* Extract provided
------------

Metadata-Version: 1.0
Name: blessings
Version: 1.0
Summary: A thin, practical wrapper around terminal formatting, positioning, and more
Home-page: https://github.com/erikrose/blessings
Author: Erik Rose
Author-email: erikrose@grinchcentral.com
License: GPL
Description: ==========
        Blessings
        ==========
        
        by Erik Rose
        
        The Pitch
        =========
        
        curses is a great library, but there are a couple situations where it doesn't
        fit:
        
        * You want to use bold, color, and maybe a little positioning without clearing
          the whole screen first.
        * You want to leave more than one screenful of scrollback in the buffer after
          your program exits.
        
        In essence, you want to act like a well-behaved command-line app, not a
        full-screen pseudo-GUI one.

------------

* Exercise set
(a) Please restate the blessings package description from "curses is a" up to and including "whole screen first.", swapping "library" for "module".
(b) Extend the blessings package description, starting after its final sentence.

------------

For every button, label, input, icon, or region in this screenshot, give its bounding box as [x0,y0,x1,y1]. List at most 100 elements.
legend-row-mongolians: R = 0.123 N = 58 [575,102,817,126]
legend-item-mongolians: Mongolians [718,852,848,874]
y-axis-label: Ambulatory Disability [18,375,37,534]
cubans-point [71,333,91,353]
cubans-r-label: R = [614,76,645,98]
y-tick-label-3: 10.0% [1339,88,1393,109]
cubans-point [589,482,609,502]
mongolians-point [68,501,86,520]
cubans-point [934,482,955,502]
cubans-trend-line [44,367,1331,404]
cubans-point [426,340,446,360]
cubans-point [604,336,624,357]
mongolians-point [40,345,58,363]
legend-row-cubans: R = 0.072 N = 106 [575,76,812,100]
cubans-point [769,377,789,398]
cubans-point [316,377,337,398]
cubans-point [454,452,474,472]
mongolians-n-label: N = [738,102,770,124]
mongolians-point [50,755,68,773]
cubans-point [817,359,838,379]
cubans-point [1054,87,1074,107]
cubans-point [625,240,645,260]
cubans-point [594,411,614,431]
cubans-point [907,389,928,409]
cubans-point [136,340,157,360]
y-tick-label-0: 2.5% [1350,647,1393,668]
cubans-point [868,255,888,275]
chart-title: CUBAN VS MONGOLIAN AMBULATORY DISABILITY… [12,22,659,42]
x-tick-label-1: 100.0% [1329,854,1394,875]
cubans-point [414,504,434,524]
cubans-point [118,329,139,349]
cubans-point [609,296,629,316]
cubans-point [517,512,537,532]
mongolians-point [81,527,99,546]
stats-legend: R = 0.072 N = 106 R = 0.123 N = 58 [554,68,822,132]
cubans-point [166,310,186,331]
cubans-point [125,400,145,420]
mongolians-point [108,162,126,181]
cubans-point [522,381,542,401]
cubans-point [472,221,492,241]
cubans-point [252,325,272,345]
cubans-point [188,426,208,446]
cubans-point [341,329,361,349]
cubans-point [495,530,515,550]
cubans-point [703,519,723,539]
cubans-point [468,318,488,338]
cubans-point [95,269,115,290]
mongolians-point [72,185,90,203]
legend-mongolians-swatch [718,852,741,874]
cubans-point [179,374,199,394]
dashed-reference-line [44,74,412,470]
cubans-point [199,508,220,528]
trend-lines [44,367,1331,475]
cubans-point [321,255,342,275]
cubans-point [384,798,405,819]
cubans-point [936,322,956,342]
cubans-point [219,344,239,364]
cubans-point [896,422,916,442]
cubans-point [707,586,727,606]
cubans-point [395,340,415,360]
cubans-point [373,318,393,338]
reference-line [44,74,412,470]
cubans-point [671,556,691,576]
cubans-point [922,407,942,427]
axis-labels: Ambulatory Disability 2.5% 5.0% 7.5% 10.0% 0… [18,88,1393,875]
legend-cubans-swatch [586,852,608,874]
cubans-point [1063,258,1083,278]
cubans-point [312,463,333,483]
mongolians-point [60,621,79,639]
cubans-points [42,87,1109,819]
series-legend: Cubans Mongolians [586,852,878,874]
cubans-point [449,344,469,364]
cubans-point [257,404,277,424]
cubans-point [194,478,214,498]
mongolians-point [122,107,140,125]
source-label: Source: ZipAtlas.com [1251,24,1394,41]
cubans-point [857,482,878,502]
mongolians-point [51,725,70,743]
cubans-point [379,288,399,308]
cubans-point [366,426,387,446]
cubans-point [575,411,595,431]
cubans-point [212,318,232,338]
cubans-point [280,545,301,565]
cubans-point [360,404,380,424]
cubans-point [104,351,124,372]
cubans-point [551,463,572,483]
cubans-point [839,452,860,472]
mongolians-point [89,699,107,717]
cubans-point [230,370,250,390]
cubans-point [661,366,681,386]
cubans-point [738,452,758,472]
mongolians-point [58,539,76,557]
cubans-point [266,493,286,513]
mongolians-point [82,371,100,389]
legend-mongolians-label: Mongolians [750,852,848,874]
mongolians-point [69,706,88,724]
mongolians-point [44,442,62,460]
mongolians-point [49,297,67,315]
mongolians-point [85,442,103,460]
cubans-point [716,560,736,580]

------------

* Results in order
(a)
curses is a great module, but there are a couple situations where it doesn't
        fit:
        
        * You want to use bold, color, and maybe a little positioning without clearing
          the whole screen first.

(b)
        If that's your use case--or even if you just want to get the noise out of your
        code--Blessings is for you. Without it, this is how you'd print some
        underlined text at the bottom of the screen::
        
            from curses import tigetstr, tigetnum, setupterm, tparm
            from fcntl import ioctl
            from os import isatty
            import struct
            import sys
            from termios import TIOCGWINSZ
        
            # If we want to tolerate having our output piped to other commands or
            # files without crashing, we need to do all this branching:
            if hasattr(sys.stdout, 'fileno') and isatty(sys.stdout.fileno()):
                setupterm()
                sc = tigetstr('sc')
                cup = tigetstr('cup')
                rc = tigetstr('rc')
                underline = tigetstr('smul')
                plain = tigetstr('sgr0')
            else:
                sc = cup = rc = underline = plain = ''
            print sc  # Save cursor position.
            if cup:
                # tigetnum('lines') doesn't always update promptly, hence this:
                height = struct.unpack('hhhh', ioctl(0, TIOCGWINSZ, '\000' * 8))[0]
                print tparm(cup, height, 0)  # Move cursor to bottom.
            print 'This is {under}underlined{plain}!'.format(under=underline,
                                                             plain=plain)
            print rc  # Restore cursor position.
        
        Phew! That was long and full of incomprehensible trash! Let's try it again,
        this time with Blessings::
        
            from terminator import Terminal
        
            term = Terminal()
            with term.location(0, term.height):
                print 'This is {under}underlined{plain}!'.format(under=term.underline,
                                                                 plain=term.no_underline)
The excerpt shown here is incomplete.